## Stated goal
Pull out the records from their first line through the line holding "data-label: 3,1: [473, 784, 502, 805]", both ends included, and reproduce them word for word.

## Task data
=-=-=

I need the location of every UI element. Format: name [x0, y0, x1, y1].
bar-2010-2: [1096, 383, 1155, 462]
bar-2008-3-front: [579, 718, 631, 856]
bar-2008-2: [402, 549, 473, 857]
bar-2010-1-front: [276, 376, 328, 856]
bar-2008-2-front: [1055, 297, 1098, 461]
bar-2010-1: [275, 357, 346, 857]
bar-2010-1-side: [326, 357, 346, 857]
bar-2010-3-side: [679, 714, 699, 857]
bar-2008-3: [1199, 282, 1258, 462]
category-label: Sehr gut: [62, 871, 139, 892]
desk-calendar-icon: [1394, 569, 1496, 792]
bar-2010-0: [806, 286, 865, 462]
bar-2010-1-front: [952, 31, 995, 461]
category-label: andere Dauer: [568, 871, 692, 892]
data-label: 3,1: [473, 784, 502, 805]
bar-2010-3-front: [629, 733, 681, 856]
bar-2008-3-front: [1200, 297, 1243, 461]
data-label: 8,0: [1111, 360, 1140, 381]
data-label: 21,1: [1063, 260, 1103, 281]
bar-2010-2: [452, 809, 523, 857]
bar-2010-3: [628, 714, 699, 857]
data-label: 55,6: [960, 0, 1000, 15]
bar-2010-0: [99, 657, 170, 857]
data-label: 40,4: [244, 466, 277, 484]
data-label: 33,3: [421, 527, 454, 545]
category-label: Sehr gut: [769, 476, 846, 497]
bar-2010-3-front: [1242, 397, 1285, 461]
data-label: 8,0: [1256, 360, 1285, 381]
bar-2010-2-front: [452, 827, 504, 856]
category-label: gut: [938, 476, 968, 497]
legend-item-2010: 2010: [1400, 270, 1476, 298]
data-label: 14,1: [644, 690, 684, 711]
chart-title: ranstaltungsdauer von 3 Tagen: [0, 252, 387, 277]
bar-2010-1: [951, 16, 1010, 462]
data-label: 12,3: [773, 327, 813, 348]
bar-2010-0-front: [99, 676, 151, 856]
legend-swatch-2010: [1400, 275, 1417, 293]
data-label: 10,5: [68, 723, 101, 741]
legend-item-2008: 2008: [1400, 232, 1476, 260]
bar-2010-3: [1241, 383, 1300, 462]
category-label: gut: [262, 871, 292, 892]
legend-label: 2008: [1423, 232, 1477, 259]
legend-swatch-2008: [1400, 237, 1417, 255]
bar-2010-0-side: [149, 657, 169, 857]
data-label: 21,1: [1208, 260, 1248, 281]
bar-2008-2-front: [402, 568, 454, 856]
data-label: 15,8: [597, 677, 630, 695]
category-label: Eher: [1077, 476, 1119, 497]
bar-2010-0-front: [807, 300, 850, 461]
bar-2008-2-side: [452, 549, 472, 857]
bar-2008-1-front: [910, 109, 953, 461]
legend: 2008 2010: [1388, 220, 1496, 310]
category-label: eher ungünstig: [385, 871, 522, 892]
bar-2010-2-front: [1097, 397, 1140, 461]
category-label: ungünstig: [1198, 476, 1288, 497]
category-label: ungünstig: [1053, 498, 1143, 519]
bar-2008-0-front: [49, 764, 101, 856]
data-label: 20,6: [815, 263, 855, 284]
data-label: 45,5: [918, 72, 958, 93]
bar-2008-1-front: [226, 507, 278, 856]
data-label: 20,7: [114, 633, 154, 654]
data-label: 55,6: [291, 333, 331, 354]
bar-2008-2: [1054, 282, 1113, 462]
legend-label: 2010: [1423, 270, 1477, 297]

=-=-=

## Completed exercise
I need the location of every UI element. Format: name [x0, y0, x1, y1].
bar-2010-2: [1096, 383, 1155, 462]
bar-2008-3-front: [579, 718, 631, 856]
bar-2008-2: [402, 549, 473, 857]
bar-2010-1-front: [276, 376, 328, 856]
bar-2008-2-front: [1055, 297, 1098, 461]
bar-2010-1: [275, 357, 346, 857]
bar-2010-1-side: [326, 357, 346, 857]
bar-2010-3-side: [679, 714, 699, 857]
bar-2008-3: [1199, 282, 1258, 462]
category-label: Sehr gut: [62, 871, 139, 892]
desk-calendar-icon: [1394, 569, 1496, 792]
bar-2010-0: [806, 286, 865, 462]
bar-2010-1-front: [952, 31, 995, 461]
category-label: andere Dauer: [568, 871, 692, 892]
data-label: 3,1: [473, 784, 502, 805]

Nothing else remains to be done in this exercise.